Written request >>
Copy out the lines that have "title" in them.

Provided information >>
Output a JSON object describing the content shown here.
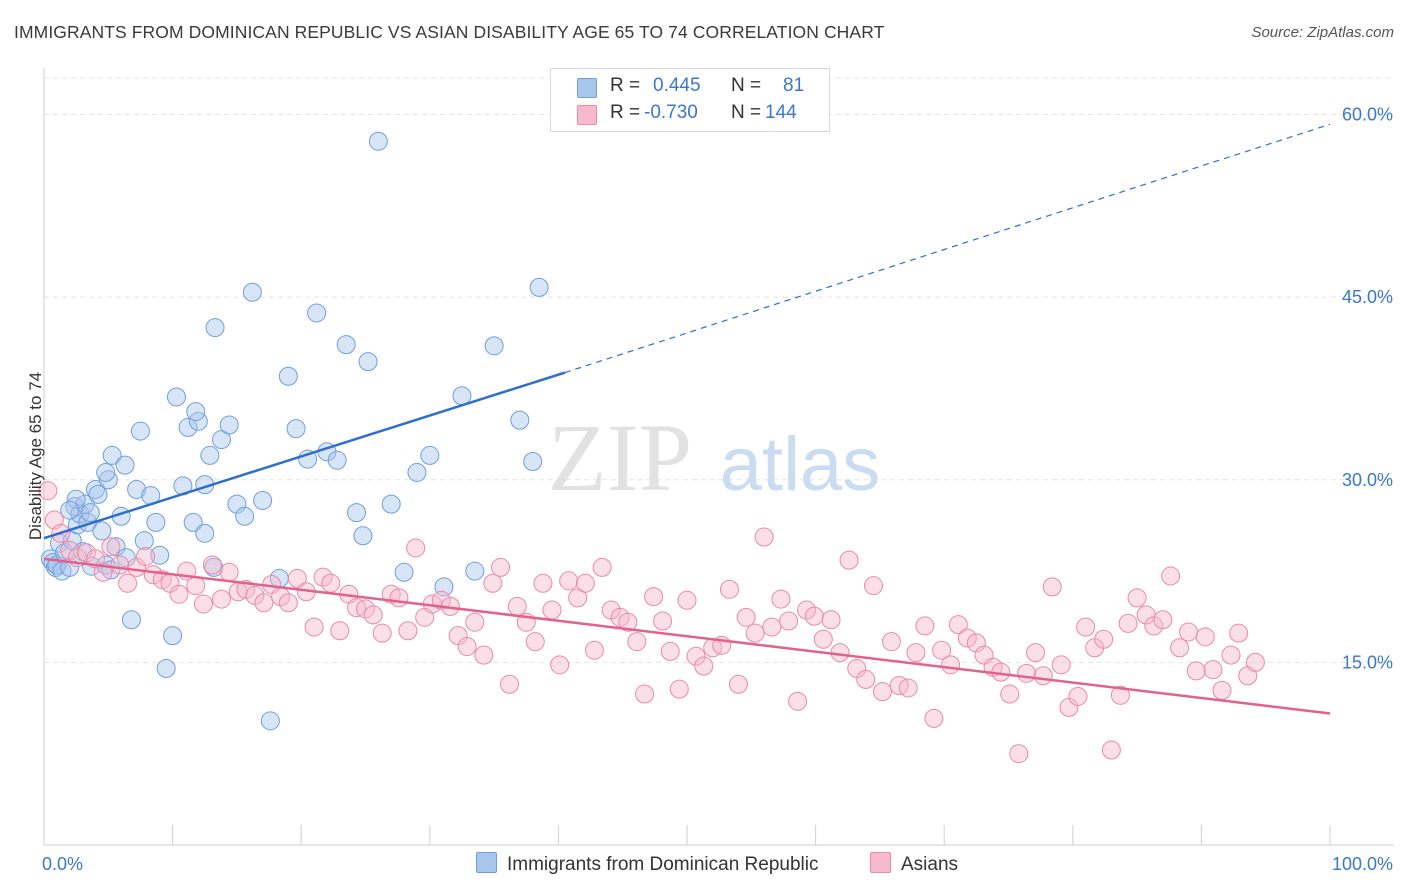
{
  "title": "IMMIGRANTS FROM DOMINICAN REPUBLIC VS ASIAN DISABILITY AGE 65 TO 74 CORRELATION CHART",
  "source": "Source: ZipAtlas.com",
  "watermark": {
    "part1": "ZIP",
    "part2": "atlas"
  },
  "legend": {
    "rows": [
      {
        "r_label": "R =",
        "r_value": "0.445",
        "n_label": "N =",
        "n_value": "81",
        "color": "#a8c6ee",
        "border": "#6f9fd9"
      },
      {
        "r_label": "R =",
        "r_value": "-0.730",
        "n_label": "N =",
        "n_value": "144",
        "color": "#f7b9cc",
        "border": "#e88aa8"
      }
    ]
  },
  "bottom_legend": [
    {
      "label": "Immigrants from Dominican Republic",
      "color": "#a8c6ee",
      "border": "#6f9fd9"
    },
    {
      "label": "Asians",
      "color": "#f7b9cc",
      "border": "#e88aa8"
    }
  ],
  "chart_data": {
    "type": "scatter",
    "title": "IMMIGRANTS FROM DOMINICAN REPUBLIC VS ASIAN DISABILITY AGE 65 TO 74 CORRELATION CHART",
    "xlabel": "",
    "ylabel": "Disability Age 65 to 74",
    "xlim": [
      0,
      100
    ],
    "ylim": [
      0,
      63
    ],
    "x_tick_labels": [
      "0.0%",
      "100.0%"
    ],
    "y_ticks": [
      15,
      30,
      45,
      60
    ],
    "y_tick_labels": [
      "15.0%",
      "30.0%",
      "45.0%",
      "60.0%"
    ],
    "grid": true,
    "legend_position": "top-center",
    "series": [
      {
        "name": "Immigrants from Dominican Republic",
        "color": "#6f9fd9",
        "fill": "#a8c6ee",
        "trend_color": "#2f6fcc",
        "R": 0.445,
        "N": 81,
        "trend": {
          "x0": 0,
          "y0": 25.2,
          "x1": 40.5,
          "y1": 38.8,
          "extend_to_x": 100,
          "extend_to_y": 59.2
        },
        "x": [
          0.5,
          0.7,
          0.9,
          1.0,
          1.2,
          1.4,
          1.6,
          2.0,
          2.2,
          2.4,
          2.6,
          2.8,
          3.0,
          3.2,
          3.4,
          3.7,
          4.0,
          4.2,
          4.5,
          4.8,
          5.0,
          5.3,
          5.6,
          6.0,
          6.3,
          6.8,
          7.2,
          7.5,
          7.8,
          8.3,
          8.7,
          9.0,
          9.5,
          10.0,
          10.3,
          10.8,
          11.2,
          11.6,
          12.0,
          12.5,
          12.9,
          13.2,
          13.8,
          14.4,
          15.0,
          15.6,
          16.2,
          17.0,
          17.6,
          18.3,
          19.0,
          19.6,
          20.5,
          21.2,
          22.0,
          22.8,
          23.5,
          24.3,
          25.2,
          26.0,
          27.0,
          28.0,
          29.0,
          30.0,
          31.1,
          32.5,
          33.5,
          35.0,
          37.0,
          38.0,
          38.5,
          11.8,
          12.5,
          3.6,
          4.8,
          6.4,
          5.2,
          13.3,
          24.8,
          2.5,
          2.0
        ],
        "y": [
          23.5,
          23.2,
          22.8,
          23.0,
          24.8,
          22.5,
          24.0,
          22.8,
          25.0,
          27.8,
          26.3,
          27.2,
          24.1,
          28.0,
          26.5,
          22.9,
          29.2,
          28.8,
          25.8,
          23.0,
          30.0,
          32.0,
          24.5,
          27.0,
          31.2,
          18.5,
          29.2,
          34.0,
          25.0,
          28.7,
          26.5,
          23.8,
          14.5,
          17.2,
          36.8,
          29.5,
          34.3,
          26.5,
          34.8,
          25.6,
          32.0,
          22.8,
          33.3,
          34.5,
          28.0,
          27.0,
          45.4,
          28.3,
          10.2,
          21.9,
          38.5,
          34.2,
          31.7,
          43.7,
          32.3,
          31.6,
          41.1,
          27.3,
          39.7,
          57.8,
          28.0,
          22.4,
          30.6,
          32.0,
          21.2,
          36.9,
          22.5,
          41.0,
          34.9,
          31.5,
          45.8,
          35.6,
          29.6,
          27.3,
          30.6,
          23.6,
          22.6,
          42.5,
          25.4,
          28.4,
          27.5
        ]
      },
      {
        "name": "Asians",
        "color": "#e88aa8",
        "fill": "#f7b9cc",
        "trend_color": "#e0628d",
        "R": -0.73,
        "N": 144,
        "trend": {
          "x0": 0,
          "y0": 23.5,
          "x1": 100,
          "y1": 10.8
        },
        "x": [
          0.3,
          0.8,
          1.3,
          2.0,
          2.6,
          3.3,
          4.0,
          4.6,
          5.2,
          5.9,
          6.5,
          7.2,
          7.9,
          8.5,
          9.2,
          9.8,
          10.5,
          11.1,
          11.8,
          12.4,
          13.1,
          13.8,
          14.4,
          15.1,
          15.7,
          16.4,
          17.1,
          17.7,
          18.4,
          19.0,
          19.7,
          20.4,
          21.0,
          21.7,
          22.3,
          23.0,
          23.7,
          24.3,
          25.0,
          25.6,
          26.3,
          27.0,
          27.6,
          28.3,
          28.9,
          29.6,
          30.2,
          30.9,
          31.6,
          32.2,
          32.9,
          33.5,
          34.2,
          34.9,
          35.5,
          36.2,
          36.8,
          37.5,
          38.2,
          38.8,
          39.5,
          40.1,
          40.8,
          41.5,
          42.1,
          42.8,
          43.4,
          44.1,
          44.8,
          45.4,
          46.1,
          46.7,
          47.4,
          48.1,
          48.7,
          49.4,
          50.0,
          50.7,
          51.3,
          52.0,
          52.7,
          53.3,
          54.0,
          54.6,
          55.3,
          56.0,
          56.6,
          57.3,
          57.9,
          58.6,
          59.3,
          59.9,
          60.6,
          61.2,
          61.9,
          62.6,
          63.2,
          63.9,
          64.5,
          65.2,
          65.9,
          66.5,
          67.2,
          67.8,
          68.5,
          69.2,
          69.8,
          70.5,
          71.1,
          71.8,
          72.5,
          73.1,
          73.8,
          74.4,
          75.1,
          75.8,
          76.4,
          77.1,
          77.7,
          78.4,
          79.1,
          79.7,
          80.4,
          81.0,
          81.7,
          82.4,
          83.0,
          83.7,
          84.3,
          85.0,
          85.7,
          86.3,
          87.0,
          87.6,
          88.3,
          89.0,
          89.6,
          90.3,
          90.9,
          91.6,
          92.3,
          92.9,
          93.6,
          94.2
        ],
        "y": [
          29.1,
          26.7,
          25.6,
          24.2,
          23.6,
          24.0,
          23.5,
          22.4,
          24.5,
          23.0,
          21.5,
          22.8,
          23.7,
          22.2,
          21.8,
          21.5,
          20.6,
          22.5,
          21.3,
          19.8,
          23.0,
          20.2,
          22.4,
          20.8,
          21.0,
          20.5,
          19.9,
          21.4,
          20.4,
          19.9,
          21.9,
          20.8,
          17.9,
          22.0,
          21.5,
          17.6,
          20.6,
          19.5,
          19.4,
          18.9,
          17.4,
          20.6,
          20.3,
          17.6,
          24.4,
          18.7,
          19.8,
          20.1,
          19.6,
          17.2,
          16.3,
          18.3,
          15.6,
          21.5,
          22.8,
          13.2,
          19.6,
          18.3,
          16.7,
          21.5,
          19.3,
          14.8,
          21.7,
          20.3,
          21.5,
          16.0,
          22.8,
          19.3,
          18.7,
          18.3,
          16.7,
          12.4,
          20.4,
          18.4,
          15.9,
          12.8,
          20.1,
          15.5,
          14.7,
          16.2,
          16.4,
          21.0,
          13.2,
          18.7,
          17.4,
          25.3,
          17.9,
          20.2,
          18.4,
          11.8,
          19.3,
          18.8,
          16.9,
          18.5,
          15.8,
          23.4,
          14.5,
          13.6,
          21.3,
          12.6,
          16.7,
          13.1,
          12.9,
          15.8,
          18.0,
          10.4,
          16.0,
          14.8,
          18.1,
          17.0,
          16.6,
          15.6,
          14.6,
          14.2,
          12.4,
          7.5,
          14.1,
          15.8,
          13.9,
          21.2,
          14.8,
          11.3,
          12.2,
          17.9,
          16.2,
          16.9,
          7.8,
          12.3,
          18.2,
          20.3,
          18.9,
          18.0,
          18.5,
          22.1,
          16.2,
          17.5,
          14.3,
          17.1,
          14.4,
          12.7,
          15.6,
          17.4,
          13.9,
          15.0
        ]
      }
    ]
  }
}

Solution >>
  "title": "IMMIGRANTS FROM DOMINICAN REPUBLIC VS ASIAN DISABILITY AGE 65 TO 74 CORRELATION CHART",
    "title": "IMMIGRANTS FROM DOMINICAN REPUBLIC VS ASIAN DISABILITY AGE 65 TO 74 CORRELATION CHART",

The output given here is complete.